==== MATERIAL FOR THIS TASK

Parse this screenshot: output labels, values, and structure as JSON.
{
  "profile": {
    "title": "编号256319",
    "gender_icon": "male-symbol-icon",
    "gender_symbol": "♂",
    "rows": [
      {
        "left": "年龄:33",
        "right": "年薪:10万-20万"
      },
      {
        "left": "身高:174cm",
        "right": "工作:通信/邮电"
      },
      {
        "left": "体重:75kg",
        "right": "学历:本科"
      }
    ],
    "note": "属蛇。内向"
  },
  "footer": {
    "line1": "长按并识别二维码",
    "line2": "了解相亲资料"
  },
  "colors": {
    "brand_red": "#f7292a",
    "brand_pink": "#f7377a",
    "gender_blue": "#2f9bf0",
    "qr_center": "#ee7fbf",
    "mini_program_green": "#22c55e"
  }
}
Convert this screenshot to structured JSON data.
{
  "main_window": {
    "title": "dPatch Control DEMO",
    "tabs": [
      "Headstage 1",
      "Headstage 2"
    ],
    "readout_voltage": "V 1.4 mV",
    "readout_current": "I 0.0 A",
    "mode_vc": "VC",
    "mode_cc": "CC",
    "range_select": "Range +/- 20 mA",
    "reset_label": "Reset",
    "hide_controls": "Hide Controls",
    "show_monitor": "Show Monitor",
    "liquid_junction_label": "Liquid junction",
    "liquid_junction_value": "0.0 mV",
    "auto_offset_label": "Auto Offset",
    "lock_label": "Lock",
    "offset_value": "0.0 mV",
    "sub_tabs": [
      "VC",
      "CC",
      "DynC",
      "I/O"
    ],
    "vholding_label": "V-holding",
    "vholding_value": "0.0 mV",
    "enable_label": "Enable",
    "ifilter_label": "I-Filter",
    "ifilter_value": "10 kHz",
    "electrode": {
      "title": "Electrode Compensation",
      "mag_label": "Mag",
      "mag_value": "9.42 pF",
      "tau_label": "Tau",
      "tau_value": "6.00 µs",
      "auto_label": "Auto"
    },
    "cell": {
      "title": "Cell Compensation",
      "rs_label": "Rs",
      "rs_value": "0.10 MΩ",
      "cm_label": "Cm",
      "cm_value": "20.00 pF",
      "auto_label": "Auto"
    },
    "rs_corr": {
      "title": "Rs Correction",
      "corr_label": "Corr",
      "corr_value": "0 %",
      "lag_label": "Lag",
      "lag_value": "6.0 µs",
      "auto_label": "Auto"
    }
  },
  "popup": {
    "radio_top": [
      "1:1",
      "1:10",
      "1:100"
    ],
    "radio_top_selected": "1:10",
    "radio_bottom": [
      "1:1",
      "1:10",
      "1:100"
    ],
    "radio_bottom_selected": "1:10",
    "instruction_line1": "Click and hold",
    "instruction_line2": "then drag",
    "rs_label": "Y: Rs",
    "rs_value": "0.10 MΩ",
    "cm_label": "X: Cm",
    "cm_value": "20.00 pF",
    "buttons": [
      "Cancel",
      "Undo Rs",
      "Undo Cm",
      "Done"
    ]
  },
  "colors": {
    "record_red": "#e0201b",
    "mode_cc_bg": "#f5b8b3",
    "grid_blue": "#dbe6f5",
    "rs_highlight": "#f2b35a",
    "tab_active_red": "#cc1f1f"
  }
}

========

TASK DIRECTIONS — Output the lines above verbatim and in full.

EXERCISE OUTPUT —
Parse this screenshot: output labels, values, and structure as JSON.
{
  "profile": {
    "title": "编号256319",
    "gender_icon": "male-symbol-icon",
    "gender_symbol": "♂",
    "rows": [
      {
        "left": "年龄:33",
        "right": "年薪:10万-20万"
      },
      {
        "left": "身高:174cm",
        "right": "工作:通信/邮电"
      },
      {
        "left": "体重:75kg",
        "right": "学历:本科"
      }
    ],
    "note": "属蛇。内向"
  },
  "footer": {
    "line1": "长按并识别二维码",
    "line2": "了解相亲资料"
  },
  "colors": {
    "brand_red": "#f7292a",
    "brand_pink": "#f7377a",
    "gender_blue": "#2f9bf0",
    "qr_center": "#ee7fbf",
    "mini_program_green": "#22c55e"
  }
}
Convert this screenshot to structured JSON data.
{
  "main_window": {
    "title": "dPatch Control DEMO",
    "tabs": [
      "Headstage 1",
      "Headstage 2"
    ],
    "readout_voltage": "V 1.4 mV",
    "readout_current": "I 0.0 A",
    "mode_vc": "VC",
    "mode_cc": "CC",
    "range_select": "Range +/- 20 mA",
    "reset_label": "Reset",
    "hide_controls": "Hide Controls",
    "show_monitor": "Show Monitor",
    "liquid_junction_label": "Liquid junction",
    "liquid_junction_value": "0.0 mV",
    "auto_offset_label": "Auto Offset",
    "lock_label": "Lock",
    "offset_value": "0.0 mV",
    "sub_tabs": [
      "VC",
      "CC",
      "DynC",
      "I/O"
    ],
    "vholding_label": "V-holding",
    "vholding_value": "0.0 mV",
    "enable_label": "Enable",
    "ifilter_label": "I-Filter",
    "ifilter_value": "10 kHz",
    "electrode": {
      "title": "Electrode Compensation",
      "mag_label": "Mag",
      "mag_value": "9.42 pF",
      "tau_label": "Tau",
      "tau_value": "6.00 µs",
      "auto_label": "Auto"
    },
    "cell": {
      "title": "Cell Compensation",
      "rs_label": "Rs",
      "rs_value": "0.10 MΩ",
      "cm_label": "Cm",
      "cm_value": "20.00 pF",
      "auto_label": "Auto"
    },
    "rs_corr": {
      "title": "Rs Correction",
      "corr_label": "Corr",
      "corr_value": "0 %",
      "lag_label": "Lag",
      "lag_value": "6.0 µs",
      "auto_label": "Auto"
    }
  },
  "popup": {
    "radio_top": [
      "1:1",
      "1:10",
      "1:100"
    ],
    "radio_top_selected": "1:10",
    "radio_bottom": [
      "1:1",
      "1:10",
      "1:100"
    ],
    "radio_bottom_selected": "1:10",
    "instruction_line1": "Click and hold",
    "instruction_line2": "then drag",
    "rs_label": "Y: Rs",
    "rs_value": "0.10 MΩ",
    "cm_label": "X: Cm",
    "cm_value": "20.00 pF",
    "buttons": [
      "Cancel",
      "Undo Rs",
      "Undo Cm",
      "Done"
    ]
  },
  "colors": {
    "record_red": "#e0201b",
    "mode_cc_bg": "#f5b8b3",
    "grid_blue": "#dbe6f5",
    "rs_highlight": "#f2b35a",
    "tab_active_red": "#cc1f1f"
  }
}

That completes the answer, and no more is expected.